Aim of the exercise: Copy, from the entries below, each line where the word "bacon" can be found.

Information shown:
++++++++++++++++++++

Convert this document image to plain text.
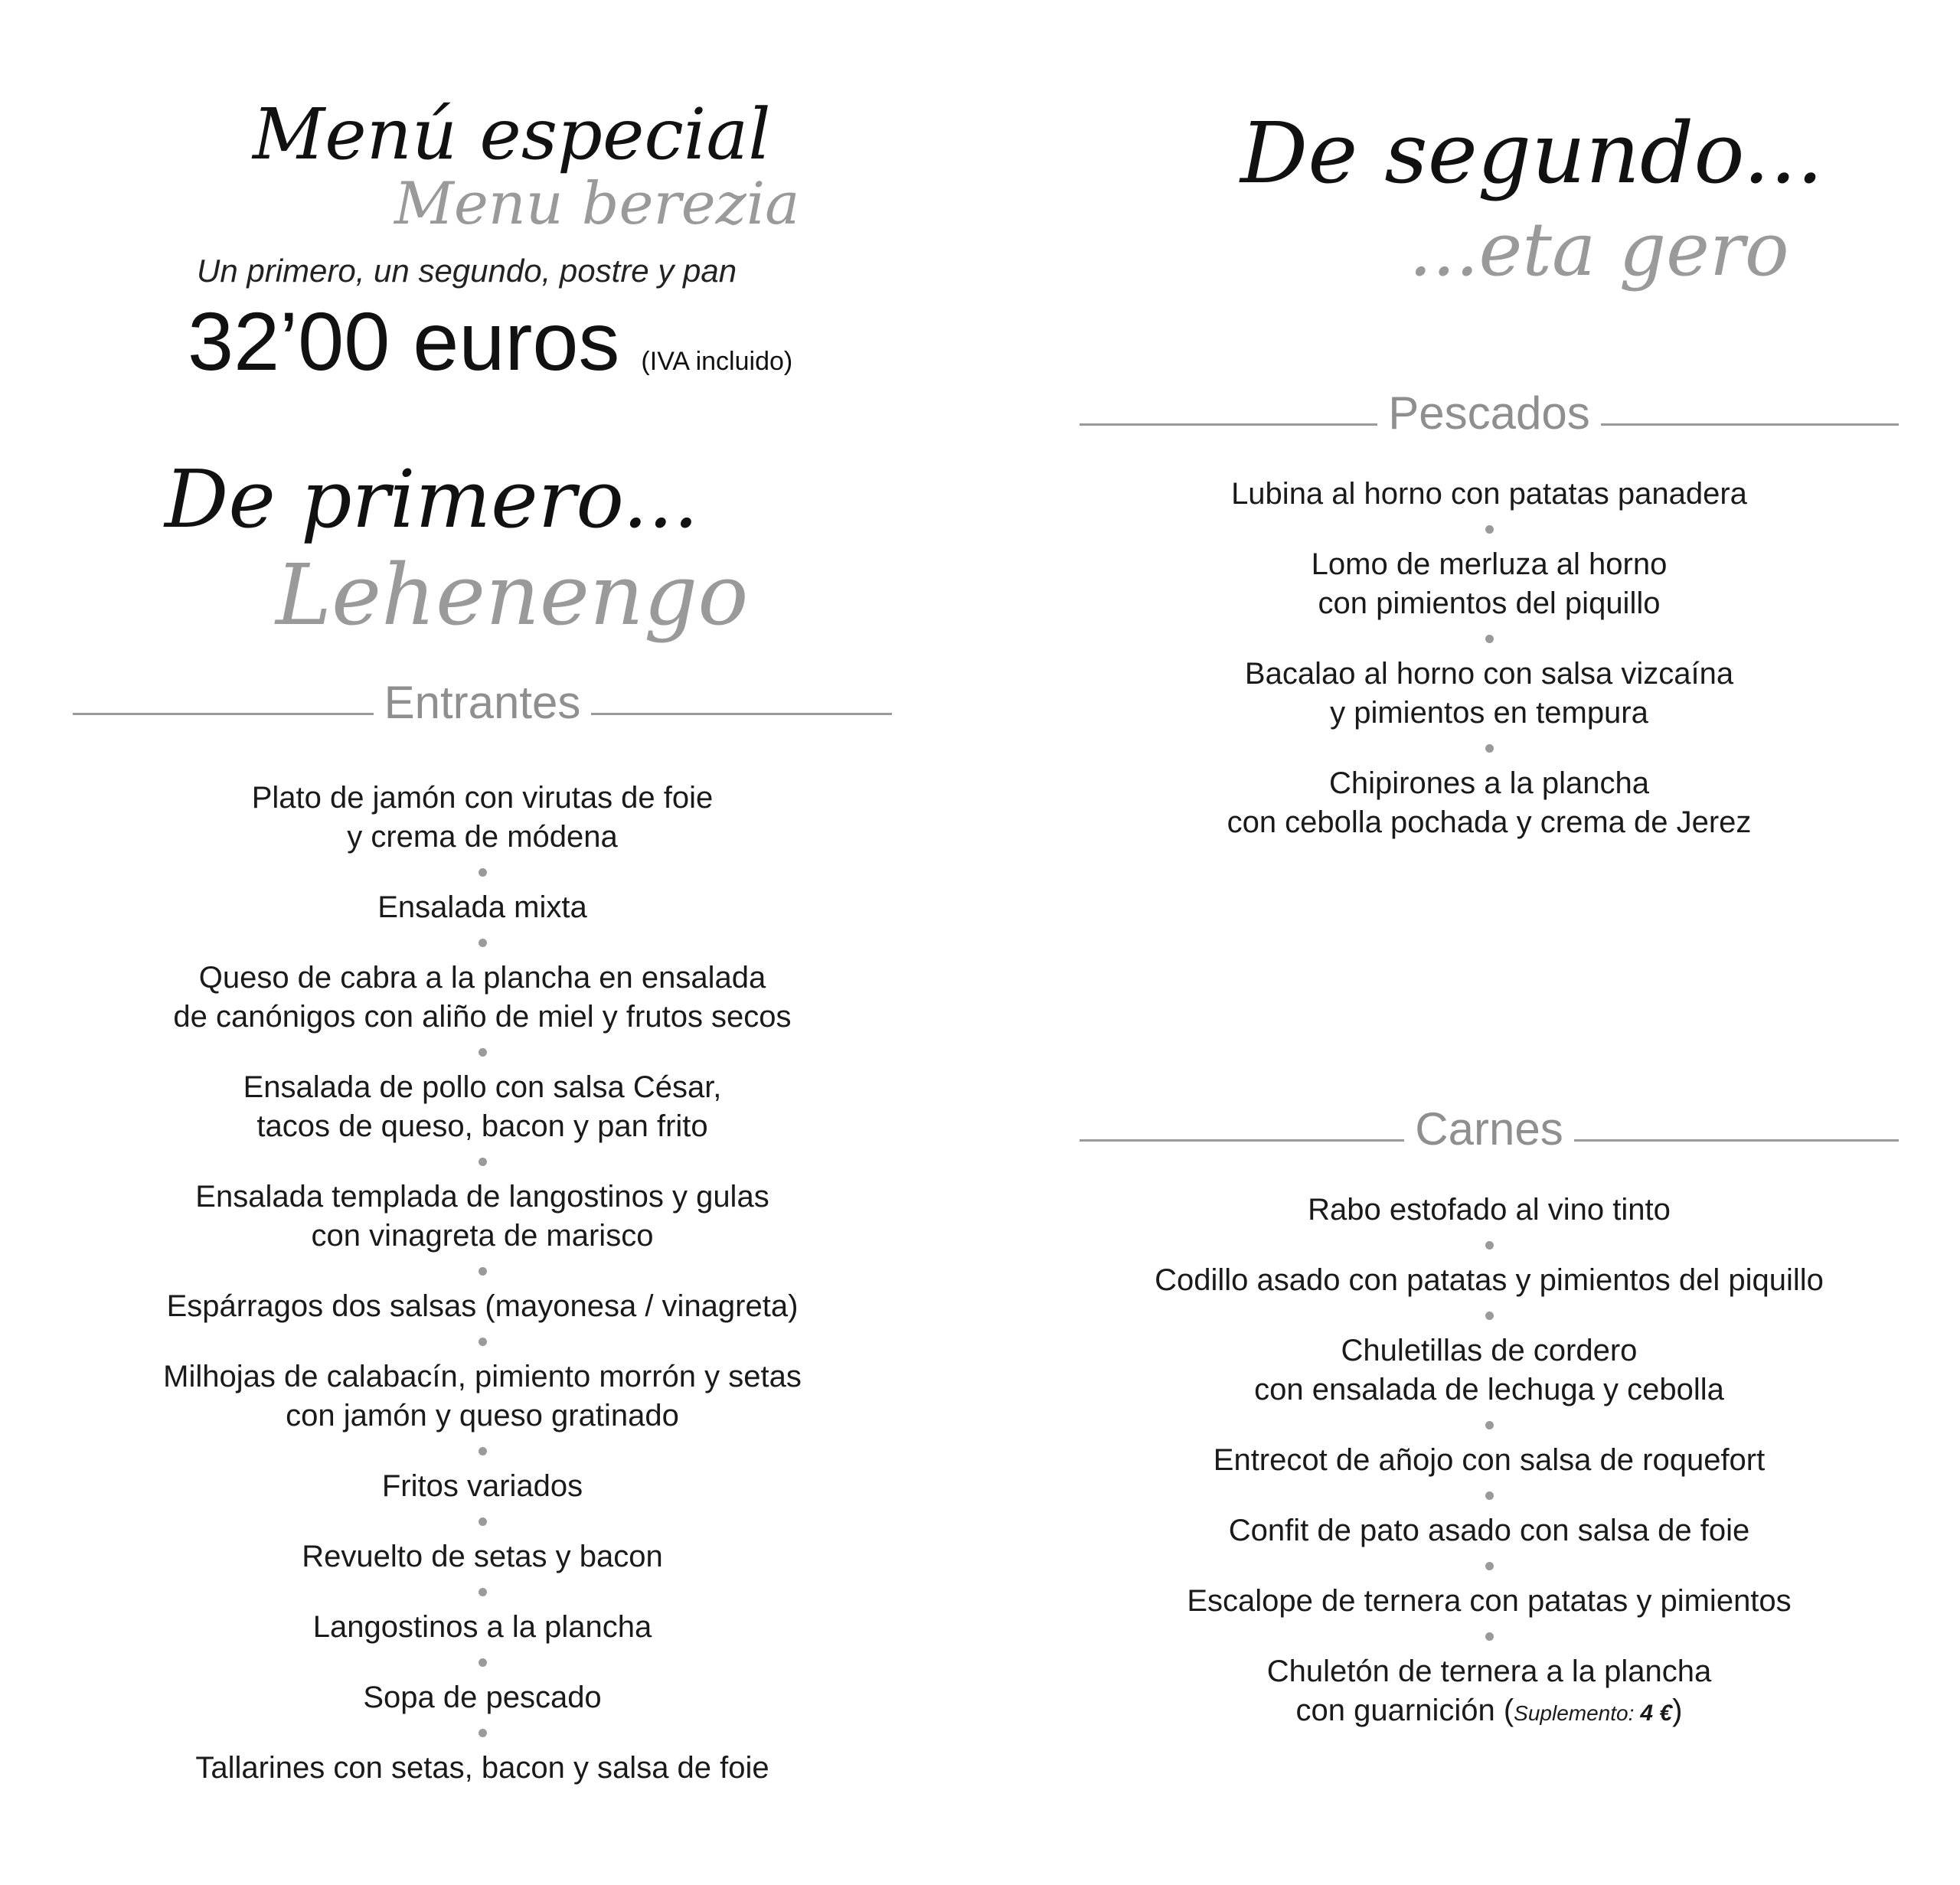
Menú especial
Menu berezia
Un primero, un segundo, postre y pan
32’00 euros (IVA incluido)
De primero...
Lehenengo
Entrantes
Plato de jamón con virutas de foie
y crema de módena
Ensalada mixta
Queso de cabra a la plancha en ensalada
de canónigos con aliño de miel y frutos secos
Ensalada de pollo con salsa César,
tacos de queso, bacon y pan frito
Ensalada templada de langostinos y gulas
con vinagreta de marisco
Espárragos dos salsas (mayonesa / vinagreta)
Milhojas de calabacín, pimiento morrón y setas
con jamón y queso gratinado
Fritos variados
Revuelto de setas y bacon
Langostinos a la plancha
Sopa de pescado
Tallarines con setas, bacon y salsa de foie
De segundo...
...eta gero
Pescados
Lubina al horno con patatas panadera
Lomo de merluza al horno
con pimientos del piquillo
Bacalao al horno con salsa vizcaína
y pimientos en tempura
Chipirones a la plancha
con cebolla pochada y crema de Jerez
Carnes
Rabo estofado al vino tinto
Codillo asado con patatas y pimientos del piquillo
Chuletillas de cordero
con ensalada de lechuga y cebolla
Entrecot de añojo con salsa de roquefort
Confit de pato asado con salsa de foie
Escalope de ternera con patatas y pimientos
Chuletón de ternera a la plancha
con guarnición (Suplemento: 4 €)
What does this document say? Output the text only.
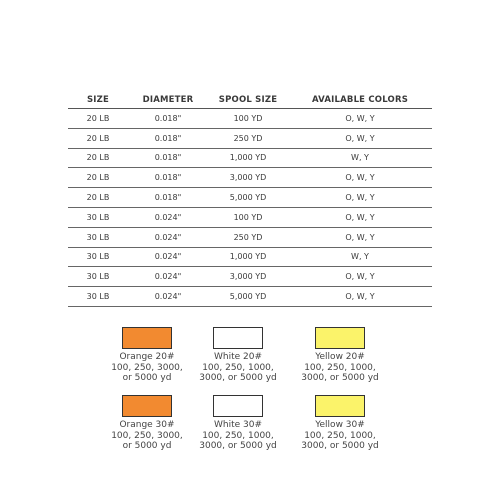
SIZE	DIAMETER	SPOOL SIZE	AVAILABLE COLORS
20 LB	0.018"	100 YD	O, W, Y
20 LB	0.018"	250 YD	O, W, Y
20 LB	0.018"	1,000 YD	W, Y
20 LB	0.018"	3,000 YD	O, W, Y
20 LB	0.018"	5,000 YD	O, W, Y
30 LB	0.024"	100 YD	O, W, Y
30 LB	0.024"	250 YD	O, W, Y
30 LB	0.024"	1,000 YD	W, Y
30 LB	0.024"	3,000 YD	O, W, Y
30 LB	0.024"	5,000 YD	O, W, Y
Orange 20#
100, 250, 3000,
or 5000 yd
White 20#
100, 250, 1000,
3000, or 5000 yd
Yellow 20#
100, 250, 1000,
3000, or 5000 yd
Orange 30#
100, 250, 3000,
or 5000 yd
White 30#
100, 250, 1000,
3000, or 5000 yd
Yellow 30#
100, 250, 1000,
3000, or 5000 yd
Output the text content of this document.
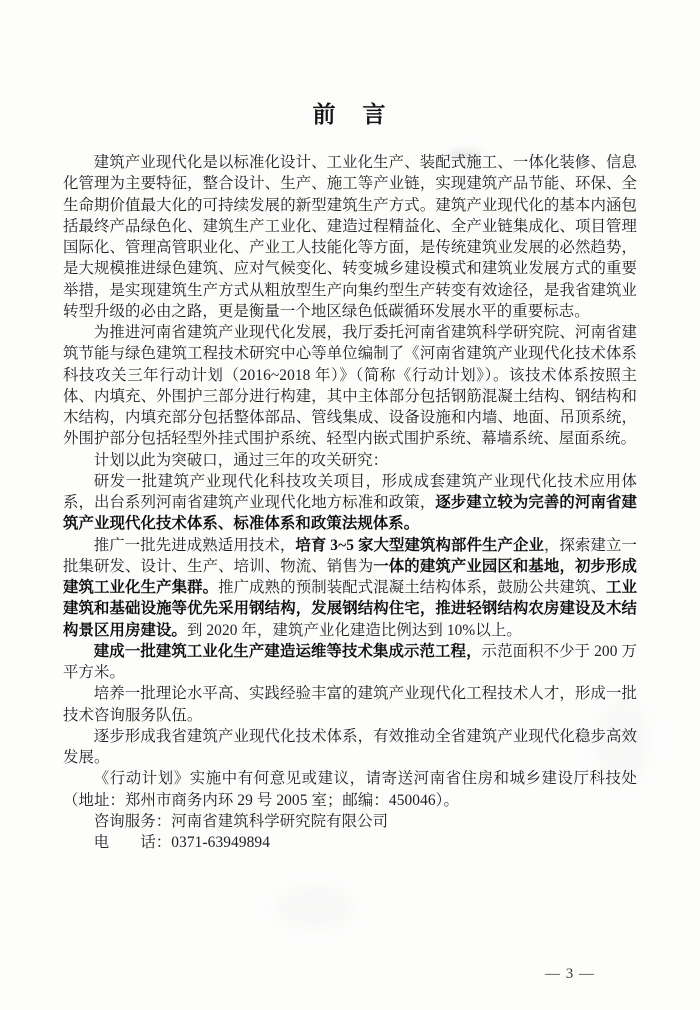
前　言

建筑产业现代化是以标准化设计、工业化生产、装配式施工、一体化装修、信息化管理为主要特征，整合设计、生产、施工等产业链，实现建筑产品节能、环保、全生命期价值最大化的可持续发展的新型建筑生产方式。建筑产业现代化的基本内涵包括最终产品绿色化、建筑生产工业化、建造过程精益化、全产业链集成化、项目管理国际化、管理高管职业化、产业工人技能化等方面，是传统建筑业发展的必然趋势，是大规模推进绿色建筑、应对气候变化、转变城乡建设模式和建筑业发展方式的重要举措，是实现建筑生产方式从粗放型生产向集约型生产转变有效途径，是我省建筑业转型升级的必由之路，更是衡量一个地区绿色低碳循环发展水平的重要标志。

为推进河南省建筑产业现代化发展，我厅委托河南省建筑科学研究院、河南省建筑节能与绿色建筑工程技术研究中心等单位编制了《河南省建筑产业现代化技术体系科技攻关三年行动计划（2016~2018 年）》（简称《行动计划》）。该技术体系按照主体、内填充、外围护三部分进行构建，其中主体部分包括钢筋混凝土结构、钢结构和木结构，内填充部分包括整体部品、管线集成、设备设施和内墙、地面、吊顶系统，外围护部分包括轻型外挂式围护系统、轻型内嵌式围护系统、幕墙系统、屋面系统。

计划以此为突破口，通过三年的攻关研究：

研发一批建筑产业现代化科技攻关项目，形成成套建筑产业现代化技术应用体系，出台系列河南省建筑产业现代化地方标准和政策，逐步建立较为完善的河南省建筑产业现代化技术体系、标准体系和政策法规体系。

推广一批先进成熟适用技术，培育 3~5 家大型建筑构部件生产企业，探索建立一批集研发、设计、生产、培训、物流、销售为一体的建筑产业园区和基地，初步形成建筑工业化生产集群。推广成熟的预制装配式混凝土结构体系，鼓励公共建筑、工业建筑和基础设施等优先采用钢结构，发展钢结构住宅，推进轻钢结构农房建设及木结构景区用房建设。到 2020 年，建筑产业化建造比例达到 10%以上。

建成一批建筑工业化生产建造运维等技术集成示范工程，示范面积不少于 200 万平方米。

培养一批理论水平高、实践经验丰富的建筑产业现代化工程技术人才，形成一批技术咨询服务队伍。

逐步形成我省建筑产业现代化技术体系，有效推动全省建筑产业现代化稳步高效发展。

《行动计划》实施中有何意见或建议，请寄送河南省住房和城乡建设厅科技处（地址：郑州市商务内环 29 号 2005 室；邮编：450046）。

咨询服务：河南省建筑科学研究院有限公司

电　　话：0371-63949894

— 3 —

++++++++++++++++++++

Task solution:
tacos de queso, bacon y pan frito
Revuelto de setas y bacon
Tallarines con setas, bacon y salsa de foie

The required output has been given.